>>>>
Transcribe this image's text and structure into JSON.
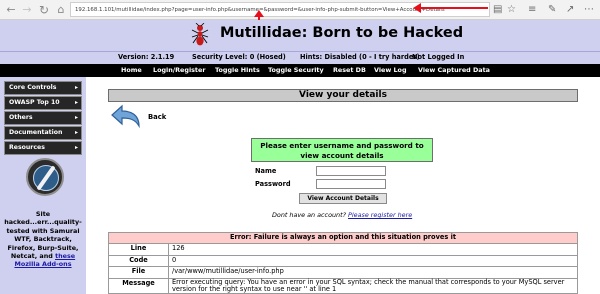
{
  "browser": {
    "url": "192.168.1.101/mutillidae/index.php?page=user-info.php&username=&password=&user-info-php-submit-button=View+Account+Details",
    "icons": [
      "back-icon",
      "forward-icon",
      "reload-icon",
      "home-icon",
      "reading-view-icon",
      "favorite-star-icon",
      "hub-icon",
      "web-note-icon",
      "share-icon",
      "more-icon"
    ]
  },
  "header": {
    "title": "Mutillidae: Born to be Hacked",
    "logo_icon": "ant-logo-icon",
    "background_color": "#cfcfef"
  },
  "status": {
    "version": "Version: 2.1.19",
    "security_level": "Security Level: 0 (Hosed)",
    "hints": "Hints: Disabled (0 - I try harder)",
    "login": "Not Logged In"
  },
  "topmenu": {
    "items": [
      "Home",
      "Login/Register",
      "Toggle Hints",
      "Toggle Security",
      "Reset DB",
      "View Log",
      "View Captured Data"
    ]
  },
  "sidebar": {
    "items": [
      "Core Controls",
      "OWASP Top 10",
      "Others",
      "Documentation",
      "Resources"
    ],
    "promo_text_1": "Site hacked...err...quality-tested with Samurai WTF, Backtrack, Firefox, Burp-Suite, Netcat, and",
    "promo_link": "these Mozilla Add-ons"
  },
  "main": {
    "heading": "View your details",
    "back_label": "Back",
    "login_box_text": "Please enter username and password to view account details",
    "name_label": "Name",
    "password_label": "Password",
    "name_value": "",
    "password_value": "",
    "submit_label": "View Account Details",
    "no_account_text": "Dont have an account?",
    "register_link": "Please register here"
  },
  "error": {
    "title": "Error: Failure is always an option and this situation proves it",
    "rows": [
      {
        "key": "Line",
        "value": "126"
      },
      {
        "key": "Code",
        "value": "0"
      },
      {
        "key": "File",
        "value": "/var/www/mutillidae/user-info.php"
      },
      {
        "key": "Message",
        "value": "Error executing query: You have an error in your SQL syntax; check the manual that corresponds to your MySQL server version for the right syntax to use near '' at line 1"
      }
    ],
    "header_color": "#ffcccc"
  }
}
<<<<
* [What is expected]: Print out the material word for word, omitting the pictures.

* [Complete response]:
Transcribe this image's text and structure into JSON.
{
  "browser": {
    "url": "192.168.1.101/mutillidae/index.php?page=user-info.php&username=&password=&user-info-php-submit-button=View+Account+Details",
    "icons": [
      "back-icon",
      "forward-icon",
      "reload-icon",
      "home-icon",
      "reading-view-icon",
      "favorite-star-icon",
      "hub-icon",
      "web-note-icon",
      "share-icon",
      "more-icon"
    ]
  },
  "header": {
    "title": "Mutillidae: Born to be Hacked",
    "logo_icon": "ant-logo-icon",
    "background_color": "#cfcfef"
  },
  "status": {
    "version": "Version: 2.1.19",
    "security_level": "Security Level: 0 (Hosed)",
    "hints": "Hints: Disabled (0 - I try harder)",
    "login": "Not Logged In"
  },
  "topmenu": {
    "items": [
      "Home",
      "Login/Register",
      "Toggle Hints",
      "Toggle Security",
      "Reset DB",
      "View Log",
      "View Captured Data"
    ]
  },
  "sidebar": {
    "items": [
      "Core Controls",
      "OWASP Top 10",
      "Others",
      "Documentation",
      "Resources"
    ],
    "promo_text_1": "Site hacked...err...quality-tested with Samurai WTF, Backtrack, Firefox, Burp-Suite, Netcat, and",
    "promo_link": "these Mozilla Add-ons"
  },
  "main": {
    "heading": "View your details",
    "back_label": "Back",
    "login_box_text": "Please enter username and password to view account details",
    "name_label": "Name",
    "password_label": "Password",
    "name_value": "",
    "password_value": "",
    "submit_label": "View Account Details",
    "no_account_text": "Dont have an account?",
    "register_link": "Please register here"
  },
  "error": {
    "title": "Error: Failure is always an option and this situation proves it",
    "rows": [
      {
        "key": "Line",
        "value": "126"
      },
      {
        "key": "Code",
        "value": "0"
      },
      {
        "key": "File",
        "value": "/var/www/mutillidae/user-info.php"
      },
      {
        "key": "Message",
        "value": "Error executing query: You have an error in your SQL syntax; check the manual that corresponds to your MySQL server version for the right syntax to use near '' at line 1"
      }
    ],
    "header_color": "#ffcccc"
  }
}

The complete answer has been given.